**Directive:** Quote the data below in full, please, without altering anything.

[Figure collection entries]
__________________________________________________
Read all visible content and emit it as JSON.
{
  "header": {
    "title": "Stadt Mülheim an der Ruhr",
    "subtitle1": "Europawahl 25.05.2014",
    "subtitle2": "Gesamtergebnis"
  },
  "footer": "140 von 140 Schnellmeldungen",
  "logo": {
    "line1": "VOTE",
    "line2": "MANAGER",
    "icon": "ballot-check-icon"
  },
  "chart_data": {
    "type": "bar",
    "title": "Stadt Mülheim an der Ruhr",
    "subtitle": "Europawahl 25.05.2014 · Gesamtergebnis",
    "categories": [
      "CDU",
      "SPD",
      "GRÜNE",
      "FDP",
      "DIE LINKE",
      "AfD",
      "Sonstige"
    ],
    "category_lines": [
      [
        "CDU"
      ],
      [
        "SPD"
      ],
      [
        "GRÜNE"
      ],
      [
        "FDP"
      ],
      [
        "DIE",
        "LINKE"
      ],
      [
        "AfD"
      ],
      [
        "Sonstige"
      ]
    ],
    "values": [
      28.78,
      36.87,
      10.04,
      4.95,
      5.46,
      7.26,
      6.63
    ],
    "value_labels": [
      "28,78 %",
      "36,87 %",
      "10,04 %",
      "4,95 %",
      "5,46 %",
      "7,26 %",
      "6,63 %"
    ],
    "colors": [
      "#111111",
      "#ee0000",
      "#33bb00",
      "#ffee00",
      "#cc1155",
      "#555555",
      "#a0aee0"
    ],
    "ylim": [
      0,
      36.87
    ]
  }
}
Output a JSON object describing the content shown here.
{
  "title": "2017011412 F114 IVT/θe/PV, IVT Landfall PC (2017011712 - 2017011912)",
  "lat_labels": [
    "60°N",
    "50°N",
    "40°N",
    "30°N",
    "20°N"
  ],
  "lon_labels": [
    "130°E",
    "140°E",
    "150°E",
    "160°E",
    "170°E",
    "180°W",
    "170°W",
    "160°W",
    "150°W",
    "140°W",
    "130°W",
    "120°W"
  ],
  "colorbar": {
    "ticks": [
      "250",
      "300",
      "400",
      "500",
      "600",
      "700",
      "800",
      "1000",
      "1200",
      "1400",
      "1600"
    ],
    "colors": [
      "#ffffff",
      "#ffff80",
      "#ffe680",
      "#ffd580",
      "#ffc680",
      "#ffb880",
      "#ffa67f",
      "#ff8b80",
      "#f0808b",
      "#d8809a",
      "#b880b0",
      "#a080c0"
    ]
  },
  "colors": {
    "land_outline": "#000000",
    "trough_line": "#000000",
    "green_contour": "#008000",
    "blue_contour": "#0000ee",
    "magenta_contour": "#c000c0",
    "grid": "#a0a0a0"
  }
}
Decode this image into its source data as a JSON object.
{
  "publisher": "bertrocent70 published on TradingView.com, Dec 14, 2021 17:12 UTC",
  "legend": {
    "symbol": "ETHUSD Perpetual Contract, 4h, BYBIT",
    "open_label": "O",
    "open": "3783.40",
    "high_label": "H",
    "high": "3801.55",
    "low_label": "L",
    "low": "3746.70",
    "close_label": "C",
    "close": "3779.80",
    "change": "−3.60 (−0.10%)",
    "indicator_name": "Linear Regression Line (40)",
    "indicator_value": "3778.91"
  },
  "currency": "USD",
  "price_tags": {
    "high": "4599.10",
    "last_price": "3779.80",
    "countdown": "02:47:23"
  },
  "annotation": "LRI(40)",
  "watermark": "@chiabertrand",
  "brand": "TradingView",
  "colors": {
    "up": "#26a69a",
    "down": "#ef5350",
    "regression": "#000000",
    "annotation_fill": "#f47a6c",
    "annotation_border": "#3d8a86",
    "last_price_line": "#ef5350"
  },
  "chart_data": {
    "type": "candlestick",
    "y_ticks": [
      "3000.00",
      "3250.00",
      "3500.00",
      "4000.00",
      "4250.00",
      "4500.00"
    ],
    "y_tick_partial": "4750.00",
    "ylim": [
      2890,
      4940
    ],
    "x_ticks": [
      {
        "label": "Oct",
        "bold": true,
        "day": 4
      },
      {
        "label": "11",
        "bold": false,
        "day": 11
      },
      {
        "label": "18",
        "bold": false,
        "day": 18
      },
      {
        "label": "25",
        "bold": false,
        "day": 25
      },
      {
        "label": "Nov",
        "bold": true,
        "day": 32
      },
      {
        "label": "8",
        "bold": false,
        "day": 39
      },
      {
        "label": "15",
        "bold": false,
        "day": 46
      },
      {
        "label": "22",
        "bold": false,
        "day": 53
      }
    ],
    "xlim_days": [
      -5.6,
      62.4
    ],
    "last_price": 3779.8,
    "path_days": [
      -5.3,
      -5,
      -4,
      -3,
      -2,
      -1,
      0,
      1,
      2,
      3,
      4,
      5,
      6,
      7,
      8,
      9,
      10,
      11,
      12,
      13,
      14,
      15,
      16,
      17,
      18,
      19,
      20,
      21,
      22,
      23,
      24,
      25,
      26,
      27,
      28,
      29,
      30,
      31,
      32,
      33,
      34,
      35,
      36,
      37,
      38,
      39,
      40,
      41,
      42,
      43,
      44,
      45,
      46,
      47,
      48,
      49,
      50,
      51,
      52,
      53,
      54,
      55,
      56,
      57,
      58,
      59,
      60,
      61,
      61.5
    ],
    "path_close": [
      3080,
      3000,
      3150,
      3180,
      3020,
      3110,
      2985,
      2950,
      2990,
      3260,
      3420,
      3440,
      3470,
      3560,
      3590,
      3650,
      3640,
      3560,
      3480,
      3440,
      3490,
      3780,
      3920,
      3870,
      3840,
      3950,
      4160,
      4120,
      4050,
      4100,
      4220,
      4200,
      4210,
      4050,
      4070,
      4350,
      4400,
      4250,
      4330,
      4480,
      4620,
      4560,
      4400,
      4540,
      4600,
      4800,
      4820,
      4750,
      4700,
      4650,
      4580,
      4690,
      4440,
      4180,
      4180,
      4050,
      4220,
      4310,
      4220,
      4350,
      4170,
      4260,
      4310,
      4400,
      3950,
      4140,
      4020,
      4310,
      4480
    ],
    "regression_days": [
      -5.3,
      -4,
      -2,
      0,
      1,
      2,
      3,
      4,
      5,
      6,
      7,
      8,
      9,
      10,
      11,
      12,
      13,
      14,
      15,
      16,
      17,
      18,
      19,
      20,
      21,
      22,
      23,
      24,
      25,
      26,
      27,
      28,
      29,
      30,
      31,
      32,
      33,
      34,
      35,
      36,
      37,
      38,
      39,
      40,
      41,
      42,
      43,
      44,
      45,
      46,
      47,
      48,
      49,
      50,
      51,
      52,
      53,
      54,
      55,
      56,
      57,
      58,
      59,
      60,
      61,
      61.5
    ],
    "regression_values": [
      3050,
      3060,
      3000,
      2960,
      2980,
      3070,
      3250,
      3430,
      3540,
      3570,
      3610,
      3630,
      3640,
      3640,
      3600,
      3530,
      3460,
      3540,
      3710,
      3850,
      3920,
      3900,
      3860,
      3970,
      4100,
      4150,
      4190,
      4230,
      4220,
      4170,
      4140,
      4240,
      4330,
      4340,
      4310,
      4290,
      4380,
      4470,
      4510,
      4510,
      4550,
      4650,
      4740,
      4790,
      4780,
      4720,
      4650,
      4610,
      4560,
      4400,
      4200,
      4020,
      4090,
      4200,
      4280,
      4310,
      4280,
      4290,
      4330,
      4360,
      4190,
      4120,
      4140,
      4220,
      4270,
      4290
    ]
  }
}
__________________________________________________
**Task solution:**
Read all visible content and emit it as JSON.
{
  "header": {
    "title": "Stadt Mülheim an der Ruhr",
    "subtitle1": "Europawahl 25.05.2014",
    "subtitle2": "Gesamtergebnis"
  },
  "footer": "140 von 140 Schnellmeldungen",
  "logo": {
    "line1": "VOTE",
    "line2": "MANAGER",
    "icon": "ballot-check-icon"
  },
  "chart_data": {
    "type": "bar",
    "title": "Stadt Mülheim an der Ruhr",
    "subtitle": "Europawahl 25.05.2014 · Gesamtergebnis",
    "categories": [
      "CDU",
      "SPD",
      "GRÜNE",
      "FDP",
      "DIE LINKE",
      "AfD",
      "Sonstige"
    ],
    "category_lines": [
      [
        "CDU"
      ],
      [
        "SPD"
      ],
      [
        "GRÜNE"
      ],
      [
        "FDP"
      ],
      [
        "DIE",
        "LINKE"
      ],
      [
        "AfD"
      ],
      [
        "Sonstige"
      ]
    ],
    "values": [
      28.78,
      36.87,
      10.04,
      4.95,
      5.46,
      7.26,
      6.63
    ],
    "value_labels": [
      "28,78 %",
      "36,87 %",
      "10,04 %",
      "4,95 %",
      "5,46 %",
      "7,26 %",
      "6,63 %"
    ],
    "colors": [
      "#111111",
      "#ee0000",
      "#33bb00",
      "#ffee00",
      "#cc1155",
      "#555555",
      "#a0aee0"
    ],
    "ylim": [
      0,
      36.87
    ]
  }
}
Output a JSON object describing the content shown here.
{
  "title": "2017011412 F114 IVT/θe/PV, IVT Landfall PC (2017011712 - 2017011912)",
  "lat_labels": [
    "60°N",
    "50°N",
    "40°N",
    "30°N",
    "20°N"
  ],
  "lon_labels": [
    "130°E",
    "140°E",
    "150°E",
    "160°E",
    "170°E",
    "180°W",
    "170°W",
    "160°W",
    "150°W",
    "140°W",
    "130°W",
    "120°W"
  ],
  "colorbar": {
    "ticks": [
      "250",
      "300",
      "400",
      "500",
      "600",
      "700",
      "800",
      "1000",
      "1200",
      "1400",
      "1600"
    ],
    "colors": [
      "#ffffff",
      "#ffff80",
      "#ffe680",
      "#ffd580",
      "#ffc680",
      "#ffb880",
      "#ffa67f",
      "#ff8b80",
      "#f0808b",
      "#d8809a",
      "#b880b0",
      "#a080c0"
    ]
  },
  "colors": {
    "land_outline": "#000000",
    "trough_line": "#000000",
    "green_contour": "#008000",
    "blue_contour": "#0000ee",
    "magenta_contour": "#c000c0",
    "grid": "#a0a0a0"
  }
}
Decode this image into its source data as a JSON object.
{
  "publisher": "bertrocent70 published on TradingView.com, Dec 14, 2021 17:12 UTC",
  "legend": {
    "symbol": "ETHUSD Perpetual Contract, 4h, BYBIT",
    "open_label": "O",
    "open": "3783.40",
    "high_label": "H",
    "high": "3801.55",
    "low_label": "L",
    "low": "3746.70",
    "close_label": "C",
    "close": "3779.80",
    "change": "−3.60 (−0.10%)",
    "indicator_name": "Linear Regression Line (40)",
    "indicator_value": "3778.91"
  },
  "currency": "USD",
  "price_tags": {
    "high": "4599.10",
    "last_price": "3779.80",
    "countdown": "02:47:23"
  },
  "annotation": "LRI(40)",
  "watermark": "@chiabertrand",
  "brand": "TradingView",
  "colors": {
    "up": "#26a69a",
    "down": "#ef5350",
    "regression": "#000000",
    "annotation_fill": "#f47a6c",
    "annotation_border": "#3d8a86",
    "last_price_line": "#ef5350"
  },
  "chart_data": {
    "type": "candlestick",
    "y_ticks": [
      "3000.00",
      "3250.00",
      "3500.00",
      "4000.00",
      "4250.00",
      "4500.00"
    ],
    "y_tick_partial": "4750.00",
    "ylim": [
      2890,
      4940
    ],
    "x_ticks": [
      {
        "label": "Oct",
        "bold": true,
        "day": 4
      },
      {
        "label": "11",
        "bold": false,
        "day": 11
      },
      {
        "label": "18",
        "bold": false,
        "day": 18
      },
      {
        "label": "25",
        "bold": false,
        "day": 25
      },
      {
        "label": "Nov",
        "bold": true,
        "day": 32
      },
      {
        "label": "8",
        "bold": false,
        "day": 39
      },
      {
        "label": "15",
        "bold": false,
        "day": 46
      },
      {
        "label": "22",
        "bold": false,
        "day": 53
      }
    ],
    "xlim_days": [
      -5.6,
      62.4
    ],
    "last_price": 3779.8,
    "path_days": [
      -5.3,
      -5,
      -4,
      -3,
      -2,
      -1,
      0,
      1,
      2,
      3,
      4,
      5,
      6,
      7,
      8,
      9,
      10,
      11,
      12,
      13,
      14,
      15,
      16,
      17,
      18,
      19,
      20,
      21,
      22,
      23,
      24,
      25,
      26,
      27,
      28,
      29,
      30,
      31,
      32,
      33,
      34,
      35,
      36,
      37,
      38,
      39,
      40,
      41,
      42,
      43,
      44,
      45,
      46,
      47,
      48,
      49,
      50,
      51,
      52,
      53,
      54,
      55,
      56,
      57,
      58,
      59,
      60,
      61,
      61.5
    ],
    "path_close": [
      3080,
      3000,
      3150,
      3180,
      3020,
      3110,
      2985,
      2950,
      2990,
      3260,
      3420,
      3440,
      3470,
      3560,
      3590,
      3650,
      3640,
      3560,
      3480,
      3440,
      3490,
      3780,
      3920,
      3870,
      3840,
      3950,
      4160,
      4120,
      4050,
      4100,
      4220,
      4200,
      4210,
      4050,
      4070,
      4350,
      4400,
      4250,
      4330,
      4480,
      4620,
      4560,
      4400,
      4540,
      4600,
      4800,
      4820,
      4750,
      4700,
      4650,
      4580,
      4690,
      4440,
      4180,
      4180,
      4050,
      4220,
      4310,
      4220,
      4350,
      4170,
      4260,
      4310,
      4400,
      3950,
      4140,
      4020,
      4310,
      4480
    ],
    "regression_days": [
      -5.3,
      -4,
      -2,
      0,
      1,
      2,
      3,
      4,
      5,
      6,
      7,
      8,
      9,
      10,
      11,
      12,
      13,
      14,
      15,
      16,
      17,
      18,
      19,
      20,
      21,
      22,
      23,
      24,
      25,
      26,
      27,
      28,
      29,
      30,
      31,
      32,
      33,
      34,
      35,
      36,
      37,
      38,
      39,
      40,
      41,
      42,
      43,
      44,
      45,
      46,
      47,
      48,
      49,
      50,
      51,
      52,
      53,
      54,
      55,
      56,
      57,
      58,
      59,
      60,
      61,
      61.5
    ],
    "regression_values": [
      3050,
      3060,
      3000,
      2960,
      2980,
      3070,
      3250,
      3430,
      3540,
      3570,
      3610,
      3630,
      3640,
      3640,
      3600,
      3530,
      3460,
      3540,
      3710,
      3850,
      3920,
      3900,
      3860,
      3970,
      4100,
      4150,
      4190,
      4230,
      4220,
      4170,
      4140,
      4240,
      4330,
      4340,
      4310,
      4290,
      4380,
      4470,
      4510,
      4510,
      4550,
      4650,
      4740,
      4790,
      4780,
      4720,
      4650,
      4610,
      4560,
      4400,
      4200,
      4020,
      4090,
      4200,
      4280,
      4310,
      4280,
      4290,
      4330,
      4360,
      4190,
      4120,
      4140,
      4220,
      4270,
      4290
    ]
  }
}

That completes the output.